[WHAT THIS TASK INVOLVES]:
Among the records below, find each line that includes the string "true" and copy it.

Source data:
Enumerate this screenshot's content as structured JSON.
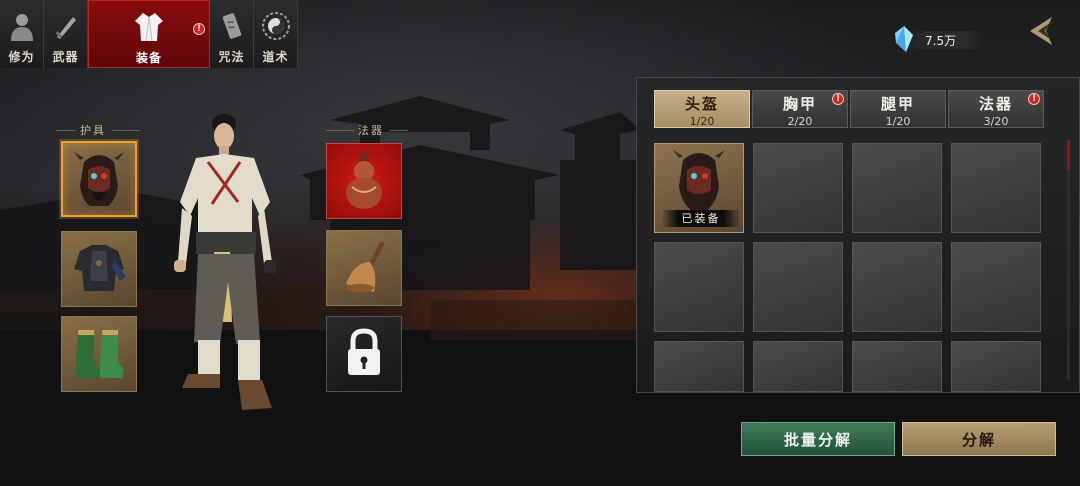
{
  "tabs": [
    {
      "label": "修为",
      "icon": "bust-icon",
      "active": false
    },
    {
      "label": "武器",
      "icon": "sword-icon",
      "active": false
    },
    {
      "label": "装备",
      "icon": "robe-icon",
      "active": true,
      "badge": "!"
    },
    {
      "label": "咒法",
      "icon": "scroll-talisman-icon",
      "active": false
    },
    {
      "label": "道术",
      "icon": "taiji-icon",
      "active": false
    }
  ],
  "currency": {
    "value": "7.5万",
    "icon": "crystal-icon"
  },
  "back": {
    "icon": "back-arrow-icon"
  },
  "equipment": {
    "protect_label": "护具",
    "artifact_label": "法器",
    "protect_slots": [
      {
        "item": "demon-mask-helmet-icon",
        "selected": true
      },
      {
        "item": "armor-chestplate-icon",
        "selected": false
      },
      {
        "item": "green-boots-icon",
        "selected": false
      }
    ],
    "artifact_slots": [
      {
        "item": "gourd-icon",
        "style": "red"
      },
      {
        "item": "bell-icon",
        "style": "normal"
      },
      {
        "item": "padlock-icon",
        "style": "locked"
      }
    ]
  },
  "inventory": {
    "tabs": [
      {
        "label": "头盔",
        "count": "1/20",
        "active": true,
        "badge": false
      },
      {
        "label": "胸甲",
        "count": "2/20",
        "active": false,
        "badge": true
      },
      {
        "label": "腿甲",
        "count": "1/20",
        "active": false,
        "badge": false
      },
      {
        "label": "法器",
        "count": "3/20",
        "active": false,
        "badge": true
      }
    ],
    "badge_text": "!",
    "first_item": {
      "icon": "demon-mask-helmet-icon",
      "status": "已装备"
    }
  },
  "buttons": {
    "batch_decompose": "批量分解",
    "decompose": "分解"
  },
  "colors": {
    "accent_red": "#8a0c0e",
    "gold_select": "#f0a02c",
    "green_button": "#3f7b5a",
    "tan_button": "#b69e73"
  }
}
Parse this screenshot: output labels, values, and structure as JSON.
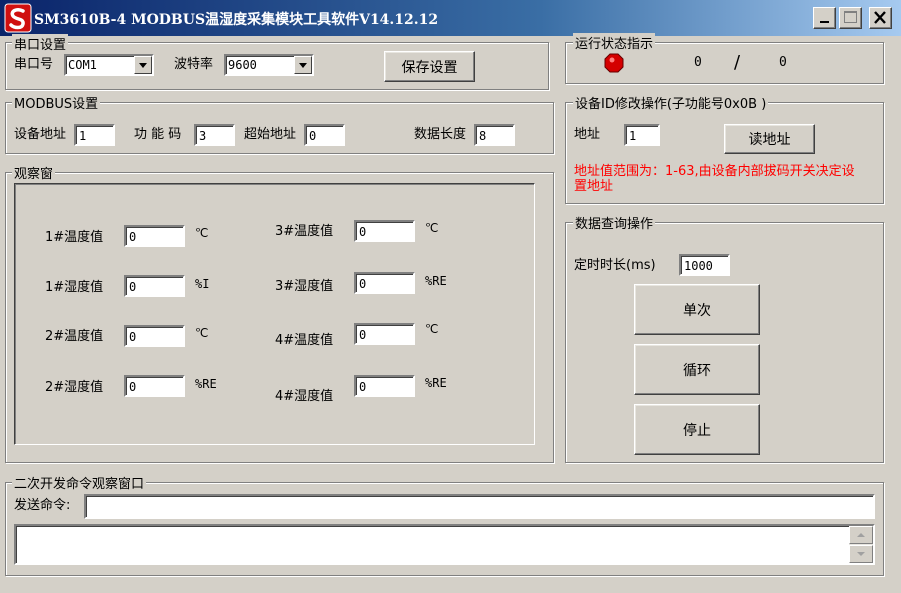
{
  "window": {
    "title": "SM3610B-4 MODBUS温湿度采集模块工具软件V14.12.12",
    "min_label": "_",
    "close_label": "✕"
  },
  "serial": {
    "group_title": "串口设置",
    "port_label": "串口号",
    "port_value": "COM1",
    "baud_label": "波特率",
    "baud_value": "9600",
    "save_button": "保存设置"
  },
  "status": {
    "group_title": "运行状态指示",
    "count_a": "0",
    "separator": "/",
    "count_b": "0",
    "led_color": "#e00000"
  },
  "modbus": {
    "group_title": "MODBUS设置",
    "dev_addr_label": "设备地址",
    "dev_addr_value": "1",
    "func_label": "功 能 码",
    "func_value": "3",
    "start_addr_label": "超始地址",
    "start_addr_value": "0",
    "data_len_label": "数据长度",
    "data_len_value": "8"
  },
  "device_id": {
    "group_title": "设备ID修改操作(子功能号0x0B )",
    "addr_label": "地址",
    "addr_value": "1",
    "read_button": "读地址",
    "note": "地址值范围为：1-63,由设备内部拔码开关决定设置地址"
  },
  "observe": {
    "group_title": "观察窗",
    "rows": [
      {
        "label": "1#温度值",
        "value": "0",
        "unit": "℃"
      },
      {
        "label": "1#湿度值",
        "value": "0",
        "unit": "%I"
      },
      {
        "label": "2#温度值",
        "value": "0",
        "unit": "℃"
      },
      {
        "label": "2#湿度值",
        "value": "0",
        "unit": "%RE"
      },
      {
        "label": "3#温度值",
        "value": "0",
        "unit": "℃"
      },
      {
        "label": "3#湿度值",
        "value": "0",
        "unit": "%RE"
      },
      {
        "label": "4#温度值",
        "value": "0",
        "unit": "℃"
      },
      {
        "label": "4#湿度值",
        "value": "0",
        "unit": "%RE"
      }
    ]
  },
  "query": {
    "group_title": "数据查询操作",
    "timer_label": "定时时长(ms)",
    "timer_value": "1000",
    "single_button": "单次",
    "loop_button": "循环",
    "stop_button": "停止"
  },
  "console": {
    "group_title": "二次开发命令观察窗口",
    "send_label": "发送命令:",
    "send_value": "",
    "output_value": ""
  }
}
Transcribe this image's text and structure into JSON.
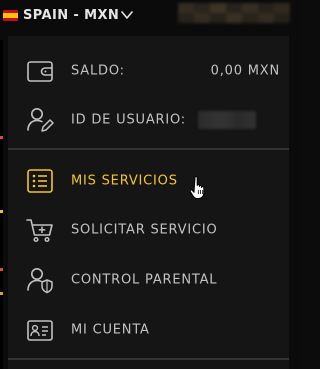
{
  "header": {
    "region_label": "SPAIN - MXN",
    "flag_icon": "spain-flag-icon",
    "chevron_icon": "chevron-down-icon"
  },
  "account": {
    "balance_label": "SALDO:",
    "balance_value": "0,00 MXN",
    "user_id_label": "ID DE USUARIO:"
  },
  "menu": {
    "items": [
      {
        "label": "MIS SERVICIOS",
        "icon": "list-icon",
        "active": true
      },
      {
        "label": "SOLICITAR SERVICIO",
        "icon": "cart-add-icon",
        "active": false
      },
      {
        "label": "CONTROL PARENTAL",
        "icon": "user-shield-icon",
        "active": false
      },
      {
        "label": "MI CUENTA",
        "icon": "id-card-icon",
        "active": false
      }
    ]
  },
  "colors": {
    "accent": "#f4c430",
    "text": "#c2c2c2",
    "panel_bg": "#151515",
    "divider": "#333333",
    "flag_red": "#c60b1e",
    "flag_yellow": "#ffc400"
  }
}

[EXERCISE RESULT]:
      "active": true,
        "selected": true
        "active": true,
        "badge": true
        "badge": true
        "active": true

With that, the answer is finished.